Figure record listings:
◆ ◆ ◆ ◆ ◆
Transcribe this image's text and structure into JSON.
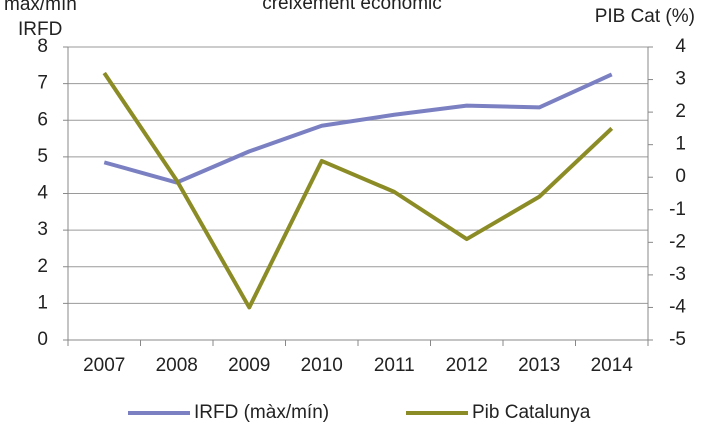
{
  "chart_data": {
    "type": "line",
    "title": "creixement econòmic",
    "ylabel": [
      "màx/mín",
      "IRFD"
    ],
    "y2label": "PIB Cat (%)",
    "categories": [
      "2007",
      "2008",
      "2009",
      "2010",
      "2011",
      "2012",
      "2013",
      "2014"
    ],
    "series": [
      {
        "name": "IRFD (màx/mín)",
        "color": "#7b80c2",
        "values": [
          4.85,
          4.3,
          5.15,
          5.85,
          6.15,
          6.4,
          6.35,
          7.25
        ]
      },
      {
        "name": "Pib Catalunya",
        "color": "#8c8c26",
        "axis": "y2",
        "values": [
          3.2,
          -0.1,
          -4.0,
          0.5,
          -0.45,
          -1.9,
          -0.6,
          1.5
        ]
      }
    ],
    "ylim": [
      0,
      8
    ],
    "yticks": [
      0,
      1,
      2,
      3,
      4,
      5,
      6,
      7,
      8
    ],
    "y2lim": [
      -5,
      4
    ],
    "y2ticks": [
      -5,
      -4,
      -3,
      -2,
      -1,
      0,
      1,
      2,
      3,
      4
    ],
    "grid": true,
    "legend": "bottom"
  }
}
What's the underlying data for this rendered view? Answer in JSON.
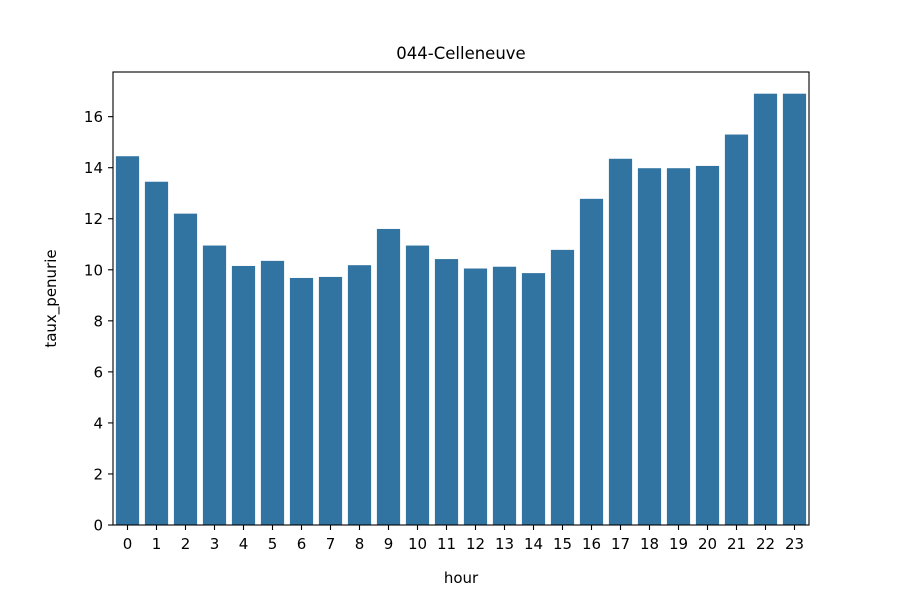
{
  "chart_data": {
    "type": "bar",
    "title": "044-Celleneuve",
    "xlabel": "hour",
    "ylabel": "taux_penurie",
    "categories": [
      "0",
      "1",
      "2",
      "3",
      "4",
      "5",
      "6",
      "7",
      "8",
      "9",
      "10",
      "11",
      "12",
      "13",
      "14",
      "15",
      "16",
      "17",
      "18",
      "19",
      "20",
      "21",
      "22",
      "23"
    ],
    "values": [
      14.45,
      13.45,
      12.2,
      10.95,
      10.15,
      10.35,
      9.68,
      9.72,
      10.18,
      11.6,
      10.95,
      10.42,
      10.05,
      10.12,
      9.87,
      10.78,
      12.78,
      14.35,
      13.98,
      13.98,
      14.07,
      15.3,
      16.9,
      16.9
    ],
    "ylim": [
      0,
      17.75
    ],
    "yticks": [
      0,
      2,
      4,
      6,
      8,
      10,
      12,
      14,
      16
    ],
    "grid": false,
    "bar_color": "#3274a1"
  }
}
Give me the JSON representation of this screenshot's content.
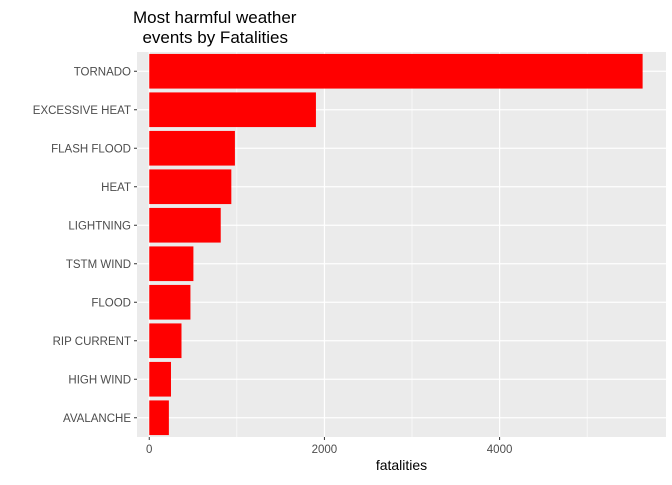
{
  "chart_data": {
    "type": "bar",
    "orientation": "horizontal",
    "title": "Most harmful weather\n  events by Fatalities",
    "xlabel": "fatalities",
    "ylabel": "",
    "categories": [
      "TORNADO",
      "EXCESSIVE HEAT",
      "FLASH FLOOD",
      "HEAT",
      "LIGHTNING",
      "TSTM WIND",
      "FLOOD",
      "RIP CURRENT",
      "HIGH WIND",
      "AVALANCHE"
    ],
    "values": [
      5633,
      1903,
      978,
      937,
      816,
      504,
      470,
      368,
      248,
      224
    ],
    "xlim": [
      -140,
      5900
    ],
    "xticks": [
      0,
      2000,
      4000
    ],
    "bar_color": "#ff0000",
    "panel_background": "#ebebeb",
    "grid": true,
    "legend": "none"
  }
}
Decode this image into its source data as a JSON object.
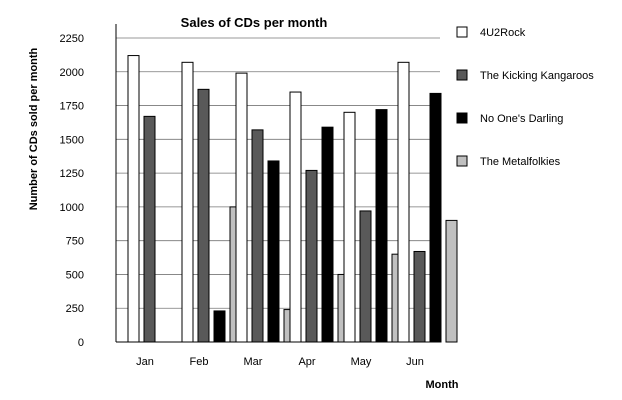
{
  "chart_data": {
    "type": "bar",
    "title": "Sales of CDs per month",
    "xlabel": "Month",
    "ylabel": "Number of CDs sold per month",
    "categories": [
      "Jan",
      "Feb",
      "Mar",
      "Apr",
      "May",
      "Jun"
    ],
    "ylim": [
      0,
      2250
    ],
    "yticks": [
      "0",
      "250",
      "500",
      "750",
      "1000",
      "1250",
      "1500",
      "1750",
      "2000",
      "2250"
    ],
    "grid": "horizontal",
    "legend_position": "right",
    "series": [
      {
        "name": "4U2Rock",
        "color": "#ffffff",
        "values": [
          2120,
          2070,
          1990,
          1850,
          1700,
          2070
        ]
      },
      {
        "name": "The Kicking Kangaroos",
        "color": "#595959",
        "values": [
          1670,
          1870,
          1570,
          1270,
          970,
          670
        ]
      },
      {
        "name": "No One's Darling",
        "color": "#000000",
        "values": [
          0,
          230,
          1340,
          1590,
          1720,
          1840
        ]
      },
      {
        "name": "The Metalfolkies",
        "color": "#c0c0c0",
        "values": [
          0,
          1000,
          240,
          500,
          650,
          900
        ]
      }
    ]
  }
}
◆ ◆ ◆ ◆ ◆
■ **WHAT IS REQUIRED**
How many lines in the records above hold the word "title"? Give only the number.

■ **TASK SOLUTION**
4